• _Document segment_:

----------

Retirement Fraud Case Study
Ed Wolfe saved over $332,000 in his 401(k) during his 32-year career with Rubbermaid. Once that company was bought out, Wolfe and others began receiving offers to attend early retirement investing seminars. The speaker at these seminars was telling Wolfe’s colleagues that they could earn more money by retiring than by continuing to work. “There was a buzz going around the shop about how good this could be,” Wolfe said. “We thought we couldn’t afford not to do it.”
Ed and his wife, Ruthann, gave turned their savings over to the speaker/broker and instructed him to keep it in low-risk investments. After a short time, Ed started to hear from his former co-workers that their account values were on the decline. A call to the broker revealed that Ed’s money had been placed in high-risk tech and internet investments. Ed’s $332,000 had plunged to less than $100,000.
Ed returned to work, driving trucks. “I felt it could be the end of the world,” he said sullenly.

----------

• _Extracted information_:
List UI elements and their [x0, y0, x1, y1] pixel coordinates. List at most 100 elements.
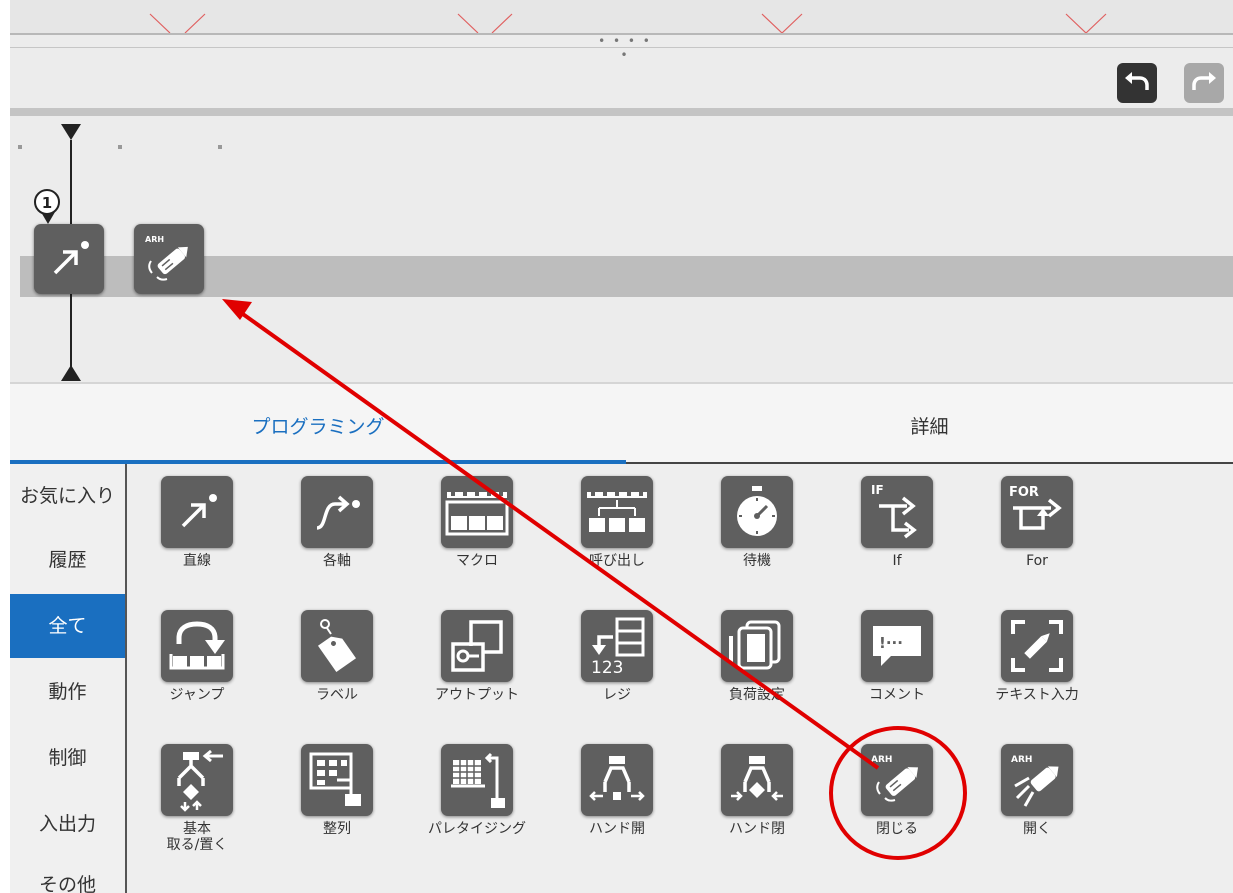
command-arh-close[interactable]: ARH 閉じる: [827, 744, 967, 874]
tab-details[interactable]: 詳細: [626, 384, 1233, 460]
command-label: 直線: [183, 553, 211, 569]
wait-stopwatch-icon: [721, 476, 793, 548]
align-icon: [301, 744, 373, 816]
timeline-block-linear[interactable]: [34, 224, 104, 294]
command-label: ハンド開: [589, 821, 645, 837]
command-align[interactable]: 整列: [267, 744, 407, 874]
command-arh-open[interactable]: ARH 開く: [967, 744, 1107, 874]
svg-text:!···: !···: [879, 634, 903, 652]
category-all[interactable]: 全て: [10, 594, 125, 658]
command-joint[interactable]: 各軸: [267, 476, 407, 606]
timeline-cursor-end-icon[interactable]: [61, 365, 81, 381]
command-label-tag[interactable]: ラベル: [267, 610, 407, 740]
redo-icon: [1192, 72, 1216, 90]
command-label: アウトプット: [435, 687, 519, 703]
command-text-input[interactable]: テキスト入力: [967, 610, 1107, 740]
hand-open-icon: [581, 744, 653, 816]
command-label: ジャンプ: [169, 687, 225, 703]
svg-text:ARH: ARH: [145, 235, 164, 244]
payload-icon: [721, 610, 793, 682]
svg-text:ARH: ARH: [871, 755, 892, 765]
timeline-block-arh-close[interactable]: ARH: [134, 224, 204, 294]
command-label: パレタイジング: [428, 821, 526, 837]
category-io[interactable]: 入出力: [10, 792, 125, 856]
step-number-badge: 1: [34, 189, 60, 215]
timeline-grid-dot: [218, 145, 222, 149]
linear-move-icon: [53, 241, 89, 275]
category-other[interactable]: その他: [10, 853, 125, 893]
command-register[interactable]: 123 レジ: [547, 610, 687, 740]
arh-open-icon: ARH: [1001, 744, 1073, 816]
for-icon: FOR: [1001, 476, 1073, 548]
top-pane-strip: [10, 0, 1233, 35]
command-palletizing[interactable]: パレタイジング: [407, 744, 547, 874]
command-label: レジ: [603, 687, 631, 703]
command-for[interactable]: FOR For: [967, 476, 1107, 606]
command-label: For: [1026, 553, 1048, 569]
command-label: 閉じる: [876, 821, 918, 837]
svg-text:IF: IF: [871, 483, 884, 497]
command-label: If: [892, 553, 902, 569]
command-label: 基本 取る/置く: [166, 821, 228, 853]
svg-text:FOR: FOR: [1009, 485, 1039, 500]
command-label: マクロ: [456, 553, 498, 569]
command-label: コメント: [869, 687, 925, 703]
arh-close-icon: ARH: [861, 744, 933, 816]
jump-icon: [161, 610, 233, 682]
linear-move-icon: [161, 476, 233, 548]
command-palette: 直線 各軸 マクロ 呼び出し 待機 IF If FOR For ジャンプ ラベル…: [127, 464, 1233, 893]
command-macro[interactable]: マクロ: [407, 476, 547, 606]
command-label: ラベル: [316, 687, 358, 703]
joint-move-icon: [301, 476, 373, 548]
command-if[interactable]: IF If: [827, 476, 967, 606]
command-label: 呼び出し: [589, 553, 645, 569]
category-favorites[interactable]: お気に入り: [10, 464, 125, 528]
command-label: ハンド閉: [729, 821, 785, 837]
pane-separator[interactable]: [10, 108, 1233, 116]
label-tag-icon: [301, 610, 373, 682]
svg-text:ARH: ARH: [1011, 755, 1032, 765]
category-history[interactable]: 履歴: [10, 528, 125, 592]
macro-icon: [441, 476, 513, 548]
command-label: 待機: [743, 553, 771, 569]
comment-icon: !···: [861, 610, 933, 682]
timeline-grid-dot: [118, 145, 122, 149]
command-wait[interactable]: 待機: [687, 476, 827, 606]
app-window: • • • • • 1 ARH プログラミング 詳細 お気に入り 履歴 全て 動…: [10, 0, 1233, 893]
register-icon: 123: [581, 610, 653, 682]
tab-programming[interactable]: プログラミング: [10, 384, 626, 460]
command-label: 整列: [323, 821, 351, 837]
command-comment[interactable]: !··· コメント: [827, 610, 967, 740]
command-hand-close[interactable]: ハンド閉: [687, 744, 827, 874]
command-linear[interactable]: 直線: [127, 476, 267, 606]
timeline-cursor-start-icon[interactable]: [61, 124, 81, 140]
command-hand-open[interactable]: ハンド開: [547, 744, 687, 874]
command-pick-place[interactable]: 基本 取る/置く: [127, 744, 267, 874]
redo-button[interactable]: [1184, 63, 1224, 103]
call-icon: [581, 476, 653, 548]
command-payload[interactable]: 負荷設定: [687, 610, 827, 740]
resize-handle[interactable]: • • • • •: [595, 34, 655, 62]
arh-close-icon: ARH: [145, 235, 188, 281]
undo-icon: [1125, 72, 1149, 90]
command-label: 負荷設定: [729, 687, 785, 703]
timeline-grid-dot: [18, 145, 22, 149]
undo-button[interactable]: [1117, 63, 1157, 103]
command-jump[interactable]: ジャンプ: [127, 610, 267, 740]
hand-close-icon: [721, 744, 793, 816]
divider: [10, 47, 1233, 48]
top-strip-marks: [149, 13, 1107, 33]
pick-place-icon: [161, 744, 233, 816]
command-label: 開く: [1023, 821, 1051, 837]
if-icon: IF: [861, 476, 933, 548]
command-label: 各軸: [323, 553, 351, 569]
category-control[interactable]: 制御: [10, 726, 125, 790]
command-call[interactable]: 呼び出し: [547, 476, 687, 606]
palletizing-icon: [441, 744, 513, 816]
category-motion[interactable]: 動作: [10, 660, 125, 724]
output-icon: [441, 610, 513, 682]
category-sidebar: お気に入り 履歴 全て 動作 制御 入出力 その他: [10, 464, 127, 893]
program-timeline[interactable]: 1 ARH: [10, 116, 1233, 382]
palette-tabs: プログラミング 詳細: [10, 382, 1233, 466]
command-output[interactable]: アウトプット: [407, 610, 547, 740]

----------

• _Aim 1_:
Summarize the retirement fraud case study in two sentences.
• _Aim 2_:
Transcribe the lines of the records from the line with "command-arh-close[interactable]: ARH 閉じる: [827, 744, 967, 874]" up to and including the line with "top-pane-strip: [10, 0, 1233, 35]".
The text and the records were taken from unrelated sources.

• _Task solution 1_:
After Rubbermaid was bought out, Ed Wolfe, who had saved over $332,000 in his 401(k) during a 32-year career there, was offered early retirement investing seminars. He and his wife, Ruthann, turned their savings over to the speaker/broker with instructions to keep it in low-risk investments, but the broker put it in high-risk tech and internet investments, the money plunged to less than $100,000, and Ed returned to work driving trucks.

• _Task solution 2_:
command-arh-close[interactable]: ARH 閉じる: [827, 744, 967, 874]
tab-details[interactable]: 詳細: [626, 384, 1233, 460]
command-label: 直線: [183, 553, 211, 569]
wait-stopwatch-icon: [721, 476, 793, 548]
align-icon: [301, 744, 373, 816]
timeline-block-linear[interactable]: [34, 224, 104, 294]
command-label: ハンド開: [589, 821, 645, 837]
command-align[interactable]: 整列: [267, 744, 407, 874]
command-arh-open[interactable]: ARH 開く: [967, 744, 1107, 874]
svg-text:!···: !···: [879, 634, 903, 652]
category-all[interactable]: 全て: [10, 594, 125, 658]
command-joint[interactable]: 各軸: [267, 476, 407, 606]
timeline-cursor-end-icon[interactable]: [61, 365, 81, 381]
command-label-tag[interactable]: ラベル: [267, 610, 407, 740]
redo-icon: [1192, 72, 1216, 90]
command-label: アウトプット: [435, 687, 519, 703]
command-text-input[interactable]: テキスト入力: [967, 610, 1107, 740]
hand-open-icon: [581, 744, 653, 816]
command-label: ジャンプ: [169, 687, 225, 703]
svg-text:ARH: ARH: [145, 235, 164, 244]
payload-icon: [721, 610, 793, 682]
svg-text:ARH: ARH: [871, 755, 892, 765]
timeline-block-arh-close[interactable]: ARH: [134, 224, 204, 294]
command-label: パレタイジング: [428, 821, 526, 837]
category-io[interactable]: 入出力: [10, 792, 125, 856]
step-number-badge: 1: [34, 189, 60, 215]
timeline-grid-dot: [218, 145, 222, 149]
linear-move-icon: [53, 241, 89, 275]
category-other[interactable]: その他: [10, 853, 125, 893]
command-register[interactable]: 123 レジ: [547, 610, 687, 740]
arh-open-icon: ARH: [1001, 744, 1073, 816]
for-icon: FOR: [1001, 476, 1073, 548]
top-pane-strip: [10, 0, 1233, 35]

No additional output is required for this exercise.